> WHAT THE EXERCISE ASKS
Transcribe the records below exactly as they appear, omitting any pictures.

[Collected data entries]
......
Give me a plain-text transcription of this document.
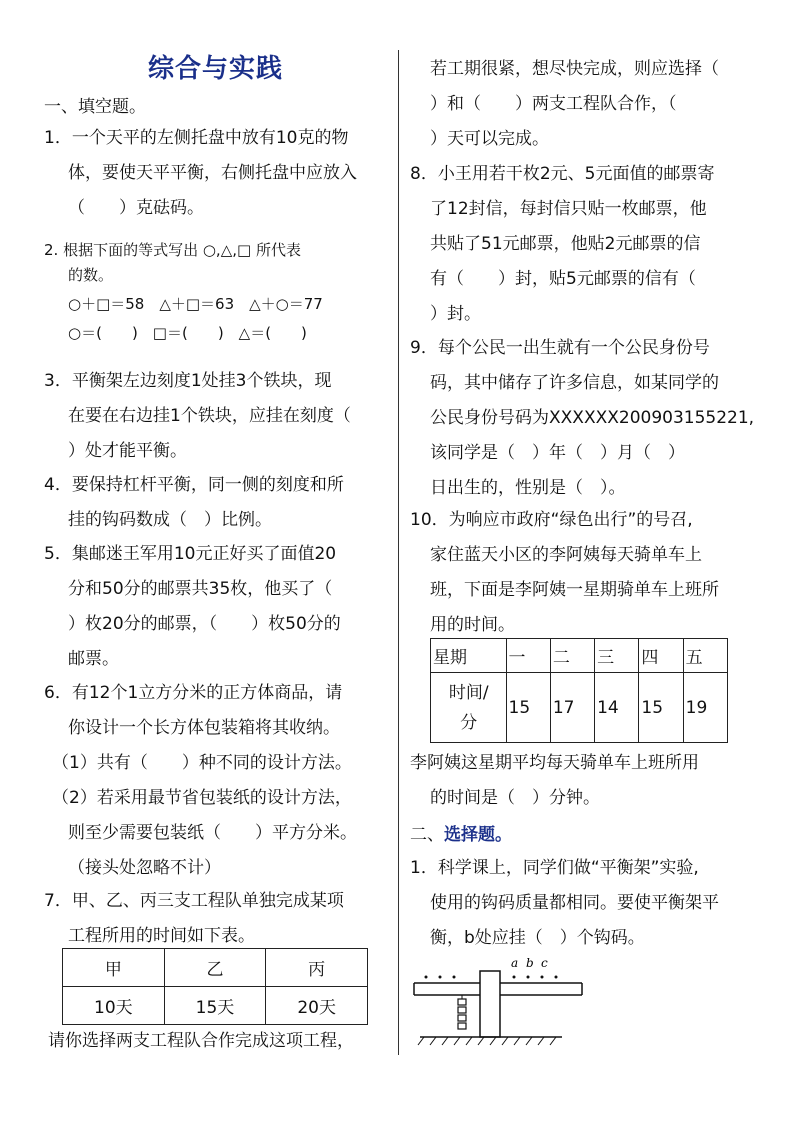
综合与实践
一、填空题。
1．一个天平的左侧托盘中放有10克的物
体，要使天平平衡，右侧托盘中应放入
（　　）克砝码。
2. 根据下面的等式写出 ○,△,□ 所代表
的数。
○＋□＝58　△＋□＝63　△＋○＝77
○＝(　　)　□＝(　　)　△＝(　　)
3．平衡架左边刻度1处挂3个铁块，现
在要在右边挂1个铁块，应挂在刻度（
）处才能平衡。
4．要保持杠杆平衡，同一侧的刻度和所
挂的钩码数成（　）比例。
5．集邮迷王军用10元正好买了面值20
分和50分的邮票共35枚，他买了（
）枚20分的邮票，（　　）枚50分的
邮票。
6．有12个1立方分米的正方体商品，请
你设计一个长方体包装箱将其收纳。
（1）共有（　　）种不同的设计方法。
（2）若采用最节省包装纸的设计方法，
则至少需要包装纸（　　）平方分米。
（接头处忽略不计）
7．甲、乙、丙三支工程队单独完成某项
工程所用的时间如下表。
甲	乙	丙
10天	15天	20天
请你选择两支工程队合作完成这项工程，
若工期很紧，想尽快完成，则应选择（
）和（　　）两支工程队合作，（
）天可以完成。
8．小王用若干枚2元、5元面值的邮票寄
了12封信，每封信只贴一枚邮票，他
共贴了51元邮票，他贴2元邮票的信
有（　　）封，贴5元邮票的信有（
）封。
9．每个公民一出生就有一个公民身份号
码，其中储存了许多信息，如某同学的
公民身份号码为XXXXXX200903155221,
该同学是（　）年（　）月（　）
日出生的，性别是（　）。
10．为响应市政府“绿色出行”的号召,
家住蓝天小区的李阿姨每天骑单车上
班，下面是李阿姨一星期骑单车上班所
用的时间。
星期	一	二	三	四	五
时间/
分	15	17	14	15	19
李阿姨这星期平均每天骑单车上班所用
的时间是（　）分钟。
二、选择题。
1．科学课上，同学们做“平衡架”实验,
使用的钩码质量都相同。要使平衡架平
衡，b处应挂（　）个钩码。
a b c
......
> RESULT
Give me a plain-text transcription of this document.
综合与实践
一、填空题。
1．一个天平的左侧托盘中放有10克的物
体，要使天平平衡，右侧托盘中应放入
（　　）克砝码。
2. 根据下面的等式写出 ○,△,□ 所代表
的数。
○＋□＝58　△＋□＝63　△＋○＝77
○＝(　　)　□＝(　　)　△＝(　　)
3．平衡架左边刻度1处挂3个铁块，现
在要在右边挂1个铁块，应挂在刻度（
）处才能平衡。
4．要保持杠杆平衡，同一侧的刻度和所
挂的钩码数成（　）比例。
5．集邮迷王军用10元正好买了面值20
分和50分的邮票共35枚，他买了（
）枚20分的邮票，（　　）枚50分的
邮票。
6．有12个1立方分米的正方体商品，请
你设计一个长方体包装箱将其收纳。
（1）共有（　　）种不同的设计方法。
（2）若采用最节省包装纸的设计方法，
则至少需要包装纸（　　）平方分米。
（接头处忽略不计）
7．甲、乙、丙三支工程队单独完成某项
工程所用的时间如下表。
甲	乙	丙
10天	15天	20天
请你选择两支工程队合作完成这项工程，
若工期很紧，想尽快完成，则应选择（
）和（　　）两支工程队合作，（
）天可以完成。
8．小王用若干枚2元、5元面值的邮票寄
了12封信，每封信只贴一枚邮票，他
共贴了51元邮票，他贴2元邮票的信
有（　　）封，贴5元邮票的信有（
）封。
9．每个公民一出生就有一个公民身份号
码，其中储存了许多信息，如某同学的
公民身份号码为XXXXXX200903155221,
该同学是（　）年（　）月（　）
日出生的，性别是（　）。
10．为响应市政府“绿色出行”的号召,
家住蓝天小区的李阿姨每天骑单车上
班，下面是李阿姨一星期骑单车上班所
用的时间。
星期	一	二	三	四	五
时间/
分	15	17	14	15	19
李阿姨这星期平均每天骑单车上班所用
的时间是（　）分钟。
二、选择题。
1．科学课上，同学们做“平衡架”实验,
使用的钩码质量都相同。要使平衡架平
衡，b处应挂（　）个钩码。
a b c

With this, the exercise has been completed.